▸ **Set exercise**
The records below must be written out exactly, with every picture left behind.

[Items start]

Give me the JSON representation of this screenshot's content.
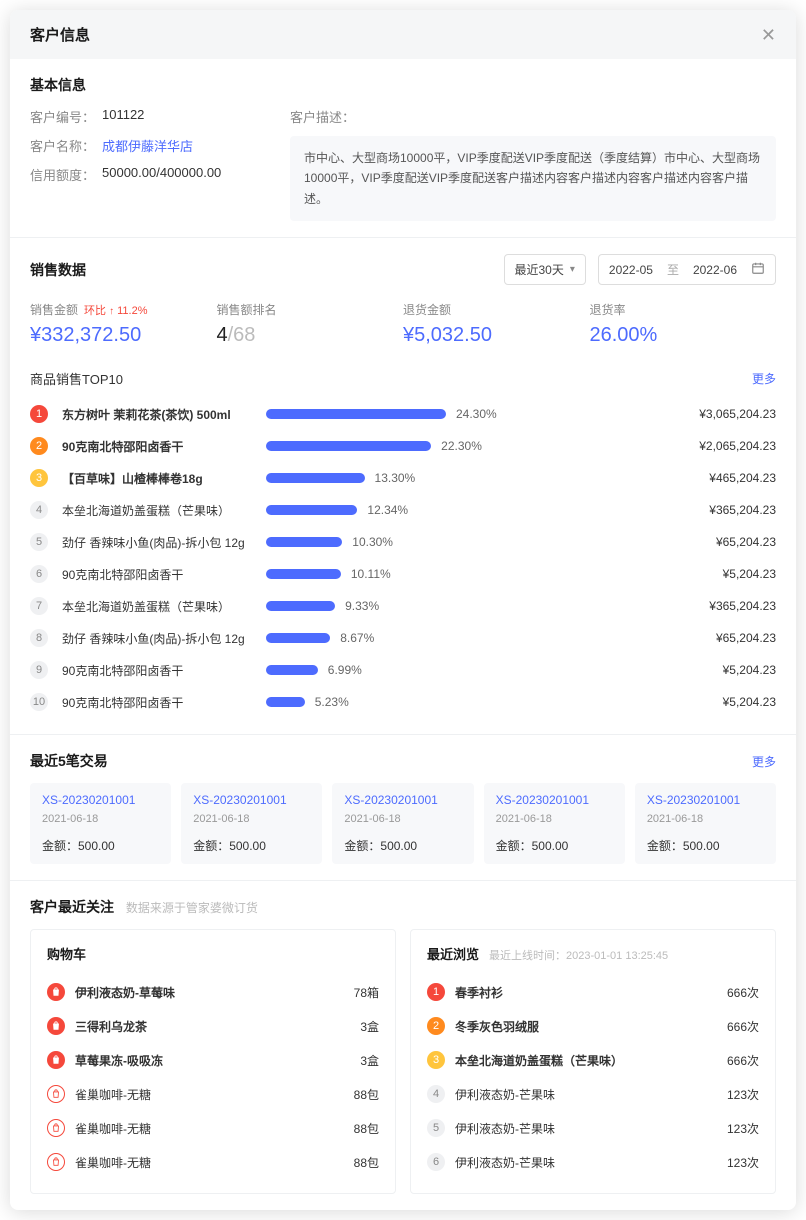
{
  "modal": {
    "title": "客户信息"
  },
  "basic": {
    "title": "基本信息",
    "labels": {
      "id": "客户编号：",
      "name": "客户名称：",
      "credit": "信用额度：",
      "desc": "客户描述："
    },
    "id": "101122",
    "name": "成都伊藤洋华店",
    "credit": "50000.00/400000.00",
    "description": "市中心、大型商场10000平，VIP季度配送VIP季度配送（季度结算）市中心、大型商场10000平，VIP季度配送VIP季度配送客户描述内容客户描述内容客户描述内容客户描述。"
  },
  "sales": {
    "title": "销售数据",
    "period_select": "最近30天",
    "date_from": "2022-05",
    "date_to": "2022-06",
    "date_sep": "至",
    "stats": [
      {
        "label": "销售金额",
        "delta_label": "环比",
        "delta": "11.2%",
        "value": "¥332,372.50",
        "type": "blue"
      },
      {
        "label": "销售额排名",
        "rank": "4",
        "rank_total": "/68",
        "type": "rank"
      },
      {
        "label": "退货金额",
        "value": "¥5,032.50",
        "type": "blue"
      },
      {
        "label": "退货率",
        "value": "26.00%",
        "type": "blue"
      }
    ],
    "top10": {
      "title": "商品销售TOP10",
      "more": "更多",
      "bar_color": "#4d6bfe",
      "max_pct": 24.3,
      "items": [
        {
          "rank": 1,
          "name": "东方树叶 茉莉花茶(茶饮) 500ml",
          "pct": "24.30%",
          "pct_val": 24.3,
          "amount": "¥3,065,204.23",
          "bold": true
        },
        {
          "rank": 2,
          "name": "90克南北特邵阳卤香干",
          "pct": "22.30%",
          "pct_val": 22.3,
          "amount": "¥2,065,204.23",
          "bold": true
        },
        {
          "rank": 3,
          "name": "【百草味】山楂棒棒卷18g",
          "pct": "13.30%",
          "pct_val": 13.3,
          "amount": "¥465,204.23",
          "bold": true
        },
        {
          "rank": 4,
          "name": "本垒北海道奶盖蛋糕（芒果味）",
          "pct": "12.34%",
          "pct_val": 12.34,
          "amount": "¥365,204.23"
        },
        {
          "rank": 5,
          "name": "劲仔 香辣味小鱼(肉品)-拆小包 12g",
          "pct": "10.30%",
          "pct_val": 10.3,
          "amount": "¥65,204.23"
        },
        {
          "rank": 6,
          "name": "90克南北特邵阳卤香干",
          "pct": "10.11%",
          "pct_val": 10.11,
          "amount": "¥5,204.23"
        },
        {
          "rank": 7,
          "name": "本垒北海道奶盖蛋糕（芒果味）",
          "pct": "9.33%",
          "pct_val": 9.33,
          "amount": "¥365,204.23"
        },
        {
          "rank": 8,
          "name": "劲仔 香辣味小鱼(肉品)-拆小包 12g",
          "pct": "8.67%",
          "pct_val": 8.67,
          "amount": "¥65,204.23"
        },
        {
          "rank": 9,
          "name": "90克南北特邵阳卤香干",
          "pct": "6.99%",
          "pct_val": 6.99,
          "amount": "¥5,204.23"
        },
        {
          "rank": 10,
          "name": "90克南北特邵阳卤香干",
          "pct": "5.23%",
          "pct_val": 5.23,
          "amount": "¥5,204.23"
        }
      ]
    }
  },
  "recent_trans": {
    "title": "最近5笔交易",
    "more": "更多",
    "amount_label": "金额：",
    "items": [
      {
        "id": "XS-20230201001",
        "date": "2021-06-18",
        "amount": "500.00"
      },
      {
        "id": "XS-20230201001",
        "date": "2021-06-18",
        "amount": "500.00"
      },
      {
        "id": "XS-20230201001",
        "date": "2021-06-18",
        "amount": "500.00"
      },
      {
        "id": "XS-20230201001",
        "date": "2021-06-18",
        "amount": "500.00"
      },
      {
        "id": "XS-20230201001",
        "date": "2021-06-18",
        "amount": "500.00"
      }
    ]
  },
  "attention": {
    "title": "客户最近关注",
    "source_note": "数据来源于管家婆微订货",
    "cart": {
      "title": "购物车",
      "items": [
        {
          "name": "伊利液态奶-草莓味",
          "qty": "78箱",
          "bold": true,
          "filled": true
        },
        {
          "name": "三得利乌龙茶",
          "qty": "3盒",
          "bold": true,
          "filled": true
        },
        {
          "name": "草莓果冻-吸吸冻",
          "qty": "3盒",
          "bold": true,
          "filled": true
        },
        {
          "name": "雀巢咖啡-无糖",
          "qty": "88包",
          "filled": false
        },
        {
          "name": "雀巢咖啡-无糖",
          "qty": "88包",
          "filled": false
        },
        {
          "name": "雀巢咖啡-无糖",
          "qty": "88包",
          "filled": false
        }
      ]
    },
    "browse": {
      "title": "最近浏览",
      "note_label": "最近上线时间：",
      "note_time": "2023-01-01 13:25:45",
      "items": [
        {
          "rank": 1,
          "name": "春季衬衫",
          "qty": "666次",
          "bold": true
        },
        {
          "rank": 2,
          "name": "冬季灰色羽绒服",
          "qty": "666次",
          "bold": true
        },
        {
          "rank": 3,
          "name": "本垒北海道奶盖蛋糕（芒果味）",
          "qty": "666次",
          "bold": true
        },
        {
          "rank": 4,
          "name": "伊利液态奶-芒果味",
          "qty": "123次"
        },
        {
          "rank": 5,
          "name": "伊利液态奶-芒果味",
          "qty": "123次"
        },
        {
          "rank": 6,
          "name": "伊利液态奶-芒果味",
          "qty": "123次"
        }
      ]
    }
  }
}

[Items end]

▸ **Task output**
Give me the JSON representation of this screenshot's content.
{
  "modal": {
    "title": "客户信息"
  },
  "basic": {
    "title": "基本信息",
    "labels": {
      "id": "客户编号：",
      "name": "客户名称：",
      "credit": "信用额度：",
      "desc": "客户描述："
    },
    "id": "101122",
    "name": "成都伊藤洋华店",
    "credit": "50000.00/400000.00",
    "description": "市中心、大型商场10000平，VIP季度配送VIP季度配送（季度结算）市中心、大型商场10000平，VIP季度配送VIP季度配送客户描述内容客户描述内容客户描述内容客户描述。"
  },
  "sales": {
    "title": "销售数据",
    "period_select": "最近30天",
    "date_from": "2022-05",
    "date_to": "2022-06",
    "date_sep": "至",
    "stats": [
      {
        "label": "销售金额",
        "delta_label": "环比",
        "delta": "11.2%",
        "value": "¥332,372.50",
        "type": "blue"
      },
      {
        "label": "销售额排名",
        "rank": "4",
        "rank_total": "/68",
        "type": "rank"
      },
      {
        "label": "退货金额",
        "value": "¥5,032.50",
        "type": "blue"
      },
      {
        "label": "退货率",
        "value": "26.00%",
        "type": "blue"
      }
    ],
    "top10": {
      "title": "商品销售TOP10",
      "more": "更多",
      "bar_color": "#4d6bfe",
      "max_pct": 24.3,
      "items": [
        {
          "rank": 1,
          "name": "东方树叶 茉莉花茶(茶饮) 500ml",
          "pct": "24.30%",
          "pct_val": 24.3,
          "amount": "¥3,065,204.23",
          "bold": true
        },
        {
          "rank": 2,
          "name": "90克南北特邵阳卤香干",
          "pct": "22.30%",
          "pct_val": 22.3,
          "amount": "¥2,065,204.23",
          "bold": true
        },
        {
          "rank": 3,
          "name": "【百草味】山楂棒棒卷18g",
          "pct": "13.30%",
          "pct_val": 13.3,
          "amount": "¥465,204.23",
          "bold": true
        },
        {
          "rank": 4,
          "name": "本垒北海道奶盖蛋糕（芒果味）",
          "pct": "12.34%",
          "pct_val": 12.34,
          "amount": "¥365,204.23"
        },
        {
          "rank": 5,
          "name": "劲仔 香辣味小鱼(肉品)-拆小包 12g",
          "pct": "10.30%",
          "pct_val": 10.3,
          "amount": "¥65,204.23"
        },
        {
          "rank": 6,
          "name": "90克南北特邵阳卤香干",
          "pct": "10.11%",
          "pct_val": 10.11,
          "amount": "¥5,204.23"
        },
        {
          "rank": 7,
          "name": "本垒北海道奶盖蛋糕（芒果味）",
          "pct": "9.33%",
          "pct_val": 9.33,
          "amount": "¥365,204.23"
        },
        {
          "rank": 8,
          "name": "劲仔 香辣味小鱼(肉品)-拆小包 12g",
          "pct": "8.67%",
          "pct_val": 8.67,
          "amount": "¥65,204.23"
        },
        {
          "rank": 9,
          "name": "90克南北特邵阳卤香干",
          "pct": "6.99%",
          "pct_val": 6.99,
          "amount": "¥5,204.23"
        },
        {
          "rank": 10,
          "name": "90克南北特邵阳卤香干",
          "pct": "5.23%",
          "pct_val": 5.23,
          "amount": "¥5,204.23"
        }
      ]
    }
  },
  "recent_trans": {
    "title": "最近5笔交易",
    "more": "更多",
    "amount_label": "金额：",
    "items": [
      {
        "id": "XS-20230201001",
        "date": "2021-06-18",
        "amount": "500.00"
      },
      {
        "id": "XS-20230201001",
        "date": "2021-06-18",
        "amount": "500.00"
      },
      {
        "id": "XS-20230201001",
        "date": "2021-06-18",
        "amount": "500.00"
      },
      {
        "id": "XS-20230201001",
        "date": "2021-06-18",
        "amount": "500.00"
      },
      {
        "id": "XS-20230201001",
        "date": "2021-06-18",
        "amount": "500.00"
      }
    ]
  },
  "attention": {
    "title": "客户最近关注",
    "source_note": "数据来源于管家婆微订货",
    "cart": {
      "title": "购物车",
      "items": [
        {
          "name": "伊利液态奶-草莓味",
          "qty": "78箱",
          "bold": true,
          "filled": true
        },
        {
          "name": "三得利乌龙茶",
          "qty": "3盒",
          "bold": true,
          "filled": true
        },
        {
          "name": "草莓果冻-吸吸冻",
          "qty": "3盒",
          "bold": true,
          "filled": true
        },
        {
          "name": "雀巢咖啡-无糖",
          "qty": "88包",
          "filled": false
        },
        {
          "name": "雀巢咖啡-无糖",
          "qty": "88包",
          "filled": false
        },
        {
          "name": "雀巢咖啡-无糖",
          "qty": "88包",
          "filled": false
        }
      ]
    },
    "browse": {
      "title": "最近浏览",
      "note_label": "最近上线时间：",
      "note_time": "2023-01-01 13:25:45",
      "items": [
        {
          "rank": 1,
          "name": "春季衬衫",
          "qty": "666次",
          "bold": true
        },
        {
          "rank": 2,
          "name": "冬季灰色羽绒服",
          "qty": "666次",
          "bold": true
        },
        {
          "rank": 3,
          "name": "本垒北海道奶盖蛋糕（芒果味）",
          "qty": "666次",
          "bold": true
        },
        {
          "rank": 4,
          "name": "伊利液态奶-芒果味",
          "qty": "123次"
        },
        {
          "rank": 5,
          "name": "伊利液态奶-芒果味",
          "qty": "123次"
        },
        {
          "rank": 6,
          "name": "伊利液态奶-芒果味",
          "qty": "123次"
        }
      ]
    }
  }
}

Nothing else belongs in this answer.